§ **THE PROBLEM**:
Every line that holds the string "Introduction" is to be identified and copied.

§ **DATA TO USE**:
* begin *

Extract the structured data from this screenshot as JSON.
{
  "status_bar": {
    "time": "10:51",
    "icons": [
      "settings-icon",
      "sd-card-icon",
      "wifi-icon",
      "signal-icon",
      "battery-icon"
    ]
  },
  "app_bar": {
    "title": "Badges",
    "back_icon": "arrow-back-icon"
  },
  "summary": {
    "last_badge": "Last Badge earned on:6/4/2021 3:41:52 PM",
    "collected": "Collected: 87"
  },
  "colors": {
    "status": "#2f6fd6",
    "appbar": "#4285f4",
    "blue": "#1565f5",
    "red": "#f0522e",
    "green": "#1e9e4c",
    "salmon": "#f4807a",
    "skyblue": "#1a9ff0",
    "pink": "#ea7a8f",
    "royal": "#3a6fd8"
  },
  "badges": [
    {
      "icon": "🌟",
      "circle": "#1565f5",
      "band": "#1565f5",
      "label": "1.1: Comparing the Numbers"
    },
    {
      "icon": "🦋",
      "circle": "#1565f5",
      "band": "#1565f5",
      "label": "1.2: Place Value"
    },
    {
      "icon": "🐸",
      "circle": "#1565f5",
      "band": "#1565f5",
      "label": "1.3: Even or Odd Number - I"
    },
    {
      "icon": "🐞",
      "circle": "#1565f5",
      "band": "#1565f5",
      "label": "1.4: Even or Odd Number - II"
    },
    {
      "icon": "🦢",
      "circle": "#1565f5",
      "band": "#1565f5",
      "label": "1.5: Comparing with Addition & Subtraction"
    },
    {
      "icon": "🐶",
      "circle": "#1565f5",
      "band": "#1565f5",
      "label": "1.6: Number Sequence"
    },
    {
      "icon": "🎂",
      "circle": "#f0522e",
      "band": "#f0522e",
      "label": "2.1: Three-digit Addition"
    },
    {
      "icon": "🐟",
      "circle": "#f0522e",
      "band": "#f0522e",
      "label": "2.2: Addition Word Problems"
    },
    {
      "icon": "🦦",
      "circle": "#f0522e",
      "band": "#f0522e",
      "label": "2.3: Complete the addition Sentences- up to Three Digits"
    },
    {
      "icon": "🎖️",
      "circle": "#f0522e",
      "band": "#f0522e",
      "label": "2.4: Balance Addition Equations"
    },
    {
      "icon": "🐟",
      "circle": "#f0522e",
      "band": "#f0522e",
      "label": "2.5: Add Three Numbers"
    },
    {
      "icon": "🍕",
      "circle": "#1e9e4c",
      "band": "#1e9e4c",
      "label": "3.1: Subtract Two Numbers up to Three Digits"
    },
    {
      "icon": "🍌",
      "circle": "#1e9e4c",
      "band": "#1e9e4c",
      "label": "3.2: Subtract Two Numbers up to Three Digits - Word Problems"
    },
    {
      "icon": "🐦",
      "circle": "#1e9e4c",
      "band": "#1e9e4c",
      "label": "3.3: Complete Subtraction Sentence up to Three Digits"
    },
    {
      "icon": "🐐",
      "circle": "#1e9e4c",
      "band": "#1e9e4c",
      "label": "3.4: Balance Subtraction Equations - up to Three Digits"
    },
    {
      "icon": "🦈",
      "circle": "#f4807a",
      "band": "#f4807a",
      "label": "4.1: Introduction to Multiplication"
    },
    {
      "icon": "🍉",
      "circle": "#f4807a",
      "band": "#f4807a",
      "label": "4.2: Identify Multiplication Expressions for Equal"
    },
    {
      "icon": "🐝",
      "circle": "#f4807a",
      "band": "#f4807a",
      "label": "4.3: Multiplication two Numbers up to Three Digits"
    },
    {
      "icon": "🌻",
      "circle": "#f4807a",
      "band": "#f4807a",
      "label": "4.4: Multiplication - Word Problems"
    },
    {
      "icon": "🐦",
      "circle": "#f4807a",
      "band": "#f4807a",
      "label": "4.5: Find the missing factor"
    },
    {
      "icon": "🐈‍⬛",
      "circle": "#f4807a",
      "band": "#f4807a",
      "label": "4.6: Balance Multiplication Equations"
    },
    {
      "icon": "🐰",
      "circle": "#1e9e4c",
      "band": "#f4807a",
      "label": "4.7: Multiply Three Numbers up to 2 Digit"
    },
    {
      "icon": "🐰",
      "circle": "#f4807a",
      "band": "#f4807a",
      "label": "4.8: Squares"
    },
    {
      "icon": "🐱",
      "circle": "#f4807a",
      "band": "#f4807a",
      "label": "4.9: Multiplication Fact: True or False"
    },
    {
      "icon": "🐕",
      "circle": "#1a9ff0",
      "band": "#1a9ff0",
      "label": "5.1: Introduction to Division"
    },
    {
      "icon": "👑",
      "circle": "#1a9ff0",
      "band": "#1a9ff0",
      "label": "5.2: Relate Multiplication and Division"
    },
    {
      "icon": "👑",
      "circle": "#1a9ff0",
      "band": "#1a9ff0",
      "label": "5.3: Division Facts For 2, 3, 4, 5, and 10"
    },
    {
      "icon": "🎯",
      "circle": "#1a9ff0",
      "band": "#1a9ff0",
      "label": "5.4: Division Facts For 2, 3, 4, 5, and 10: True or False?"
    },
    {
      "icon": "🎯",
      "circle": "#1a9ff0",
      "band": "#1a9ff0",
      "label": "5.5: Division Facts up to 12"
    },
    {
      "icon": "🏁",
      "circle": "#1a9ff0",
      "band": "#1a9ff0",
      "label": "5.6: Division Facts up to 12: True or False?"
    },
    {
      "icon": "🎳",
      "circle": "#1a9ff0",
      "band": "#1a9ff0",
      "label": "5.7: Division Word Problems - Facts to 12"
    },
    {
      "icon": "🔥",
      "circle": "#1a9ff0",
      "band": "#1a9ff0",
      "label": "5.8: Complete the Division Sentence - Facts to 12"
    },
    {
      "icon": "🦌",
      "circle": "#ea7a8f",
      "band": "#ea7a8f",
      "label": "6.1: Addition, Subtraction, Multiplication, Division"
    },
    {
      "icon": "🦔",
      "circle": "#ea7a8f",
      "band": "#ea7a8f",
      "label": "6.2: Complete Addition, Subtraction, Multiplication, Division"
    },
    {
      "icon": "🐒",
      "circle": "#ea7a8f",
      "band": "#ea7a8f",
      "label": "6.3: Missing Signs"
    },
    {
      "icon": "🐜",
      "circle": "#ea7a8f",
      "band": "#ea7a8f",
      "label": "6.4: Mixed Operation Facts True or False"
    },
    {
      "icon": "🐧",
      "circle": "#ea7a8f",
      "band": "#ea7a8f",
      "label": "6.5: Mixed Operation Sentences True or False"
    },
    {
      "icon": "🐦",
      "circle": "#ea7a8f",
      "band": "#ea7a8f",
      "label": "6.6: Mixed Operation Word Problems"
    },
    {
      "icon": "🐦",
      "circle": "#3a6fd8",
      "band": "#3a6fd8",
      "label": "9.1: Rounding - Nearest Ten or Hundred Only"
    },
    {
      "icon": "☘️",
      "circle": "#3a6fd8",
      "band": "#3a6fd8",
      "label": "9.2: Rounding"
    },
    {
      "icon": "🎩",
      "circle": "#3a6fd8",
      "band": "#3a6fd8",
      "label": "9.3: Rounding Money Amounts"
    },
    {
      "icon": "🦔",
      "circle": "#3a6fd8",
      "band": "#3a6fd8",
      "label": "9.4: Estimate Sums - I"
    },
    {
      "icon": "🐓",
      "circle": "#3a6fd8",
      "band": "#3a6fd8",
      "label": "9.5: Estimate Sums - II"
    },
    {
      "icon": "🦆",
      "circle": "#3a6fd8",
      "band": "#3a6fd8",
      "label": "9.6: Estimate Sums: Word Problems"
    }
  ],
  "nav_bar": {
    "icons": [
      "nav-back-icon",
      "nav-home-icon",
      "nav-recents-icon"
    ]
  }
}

* end *

§ **EXERCISE OUTPUT**:
      "label": "4.1: Introduction to Multiplication"
      "label": "5.1: Introduction to Division"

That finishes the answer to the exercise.